## WHAT YOU WILL DO
Retype everything in the listing, leaving each line exactly as it is.
— begin EXERCISE MATERIALS —
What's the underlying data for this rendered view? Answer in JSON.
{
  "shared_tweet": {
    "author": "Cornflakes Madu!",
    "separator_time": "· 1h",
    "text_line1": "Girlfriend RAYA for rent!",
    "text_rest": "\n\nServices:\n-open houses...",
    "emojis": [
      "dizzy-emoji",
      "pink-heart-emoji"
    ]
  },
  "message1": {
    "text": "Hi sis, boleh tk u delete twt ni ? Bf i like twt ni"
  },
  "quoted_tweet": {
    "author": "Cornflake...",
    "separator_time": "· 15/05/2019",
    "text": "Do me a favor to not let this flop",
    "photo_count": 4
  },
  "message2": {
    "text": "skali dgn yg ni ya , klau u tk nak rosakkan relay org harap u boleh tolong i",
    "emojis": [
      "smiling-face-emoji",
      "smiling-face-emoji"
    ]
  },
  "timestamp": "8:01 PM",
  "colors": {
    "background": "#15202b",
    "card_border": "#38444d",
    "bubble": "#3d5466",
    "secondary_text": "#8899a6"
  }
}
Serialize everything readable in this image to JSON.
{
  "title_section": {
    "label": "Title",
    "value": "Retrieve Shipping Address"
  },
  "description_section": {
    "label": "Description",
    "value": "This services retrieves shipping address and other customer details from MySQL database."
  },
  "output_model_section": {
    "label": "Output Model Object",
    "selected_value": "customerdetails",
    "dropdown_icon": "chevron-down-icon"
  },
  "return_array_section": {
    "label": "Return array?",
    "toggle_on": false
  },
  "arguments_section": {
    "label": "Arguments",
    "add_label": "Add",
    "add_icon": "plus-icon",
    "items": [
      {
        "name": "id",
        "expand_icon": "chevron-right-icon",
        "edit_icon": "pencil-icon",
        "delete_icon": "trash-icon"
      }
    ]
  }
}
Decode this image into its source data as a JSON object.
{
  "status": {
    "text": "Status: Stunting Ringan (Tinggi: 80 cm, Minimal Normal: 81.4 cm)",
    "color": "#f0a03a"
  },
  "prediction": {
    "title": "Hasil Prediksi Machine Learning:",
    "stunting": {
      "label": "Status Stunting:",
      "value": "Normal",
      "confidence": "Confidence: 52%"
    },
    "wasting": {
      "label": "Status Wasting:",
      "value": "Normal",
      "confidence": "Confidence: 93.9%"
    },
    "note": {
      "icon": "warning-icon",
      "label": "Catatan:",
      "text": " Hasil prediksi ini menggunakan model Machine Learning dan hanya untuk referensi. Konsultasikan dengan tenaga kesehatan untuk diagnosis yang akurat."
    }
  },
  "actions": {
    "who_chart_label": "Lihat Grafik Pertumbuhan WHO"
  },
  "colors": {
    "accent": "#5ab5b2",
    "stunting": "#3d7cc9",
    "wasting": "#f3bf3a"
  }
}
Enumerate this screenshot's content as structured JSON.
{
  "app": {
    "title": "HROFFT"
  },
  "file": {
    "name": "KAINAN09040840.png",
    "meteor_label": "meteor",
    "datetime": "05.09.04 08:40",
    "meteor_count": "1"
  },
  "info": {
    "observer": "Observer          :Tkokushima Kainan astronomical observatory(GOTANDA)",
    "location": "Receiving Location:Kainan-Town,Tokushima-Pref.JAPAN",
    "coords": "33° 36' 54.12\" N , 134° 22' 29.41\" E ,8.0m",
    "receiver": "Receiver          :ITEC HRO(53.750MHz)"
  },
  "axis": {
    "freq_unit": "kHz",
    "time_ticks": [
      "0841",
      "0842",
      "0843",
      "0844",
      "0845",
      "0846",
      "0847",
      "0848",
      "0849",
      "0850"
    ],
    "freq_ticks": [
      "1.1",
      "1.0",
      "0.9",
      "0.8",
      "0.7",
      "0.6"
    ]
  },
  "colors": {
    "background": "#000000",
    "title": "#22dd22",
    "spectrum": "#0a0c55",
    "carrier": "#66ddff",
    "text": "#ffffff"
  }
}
— end EXERCISE MATERIALS —
## RESPONSE TO THE EXERCISE
What's the underlying data for this rendered view? Answer in JSON.
{
  "shared_tweet": {
    "author": "Cornflakes Madu!",
    "separator_time": "· 1h",
    "text_line1": "Girlfriend RAYA for rent!",
    "text_rest": "\n\nServices:\n-open houses...",
    "emojis": [
      "dizzy-emoji",
      "pink-heart-emoji"
    ]
  },
  "message1": {
    "text": "Hi sis, boleh tk u delete twt ni ? Bf i like twt ni"
  },
  "quoted_tweet": {
    "author": "Cornflake...",
    "separator_time": "· 15/05/2019",
    "text": "Do me a favor to not let this flop",
    "photo_count": 4
  },
  "message2": {
    "text": "skali dgn yg ni ya , klau u tk nak rosakkan relay org harap u boleh tolong i",
    "emojis": [
      "smiling-face-emoji",
      "smiling-face-emoji"
    ]
  },
  "timestamp": "8:01 PM",
  "colors": {
    "background": "#15202b",
    "card_border": "#38444d",
    "bubble": "#3d5466",
    "secondary_text": "#8899a6"
  }
}
Serialize everything readable in this image to JSON.
{
  "title_section": {
    "label": "Title",
    "value": "Retrieve Shipping Address"
  },
  "description_section": {
    "label": "Description",
    "value": "This services retrieves shipping address and other customer details from MySQL database."
  },
  "output_model_section": {
    "label": "Output Model Object",
    "selected_value": "customerdetails",
    "dropdown_icon": "chevron-down-icon"
  },
  "return_array_section": {
    "label": "Return array?",
    "toggle_on": false
  },
  "arguments_section": {
    "label": "Arguments",
    "add_label": "Add",
    "add_icon": "plus-icon",
    "items": [
      {
        "name": "id",
        "expand_icon": "chevron-right-icon",
        "edit_icon": "pencil-icon",
        "delete_icon": "trash-icon"
      }
    ]
  }
}
Decode this image into its source data as a JSON object.
{
  "status": {
    "text": "Status: Stunting Ringan (Tinggi: 80 cm, Minimal Normal: 81.4 cm)",
    "color": "#f0a03a"
  },
  "prediction": {
    "title": "Hasil Prediksi Machine Learning:",
    "stunting": {
      "label": "Status Stunting:",
      "value": "Normal",
      "confidence": "Confidence: 52%"
    },
    "wasting": {
      "label": "Status Wasting:",
      "value": "Normal",
      "confidence": "Confidence: 93.9%"
    },
    "note": {
      "icon": "warning-icon",
      "label": "Catatan:",
      "text": " Hasil prediksi ini menggunakan model Machine Learning dan hanya untuk referensi. Konsultasikan dengan tenaga kesehatan untuk diagnosis yang akurat."
    }
  },
  "actions": {
    "who_chart_label": "Lihat Grafik Pertumbuhan WHO"
  },
  "colors": {
    "accent": "#5ab5b2",
    "stunting": "#3d7cc9",
    "wasting": "#f3bf3a"
  }
}
Enumerate this screenshot's content as structured JSON.
{
  "app": {
    "title": "HROFFT"
  },
  "file": {
    "name": "KAINAN09040840.png",
    "meteor_label": "meteor",
    "datetime": "05.09.04 08:40",
    "meteor_count": "1"
  },
  "info": {
    "observer": "Observer          :Tkokushima Kainan astronomical observatory(GOTANDA)",
    "location": "Receiving Location:Kainan-Town,Tokushima-Pref.JAPAN",
    "coords": "33° 36' 54.12\" N , 134° 22' 29.41\" E ,8.0m",
    "receiver": "Receiver          :ITEC HRO(53.750MHz)"
  },
  "axis": {
    "freq_unit": "kHz",
    "time_ticks": [
      "0841",
      "0842",
      "0843",
      "0844",
      "0845",
      "0846",
      "0847",
      "0848",
      "0849",
      "0850"
    ],
    "freq_ticks": [
      "1.1",
      "1.0",
      "0.9",
      "0.8",
      "0.7",
      "0.6"
    ]
  },
  "colors": {
    "background": "#000000",
    "title": "#22dd22",
    "spectrum": "#0a0c55",
    "carrier": "#66ddff",
    "text": "#ffffff"
  }
}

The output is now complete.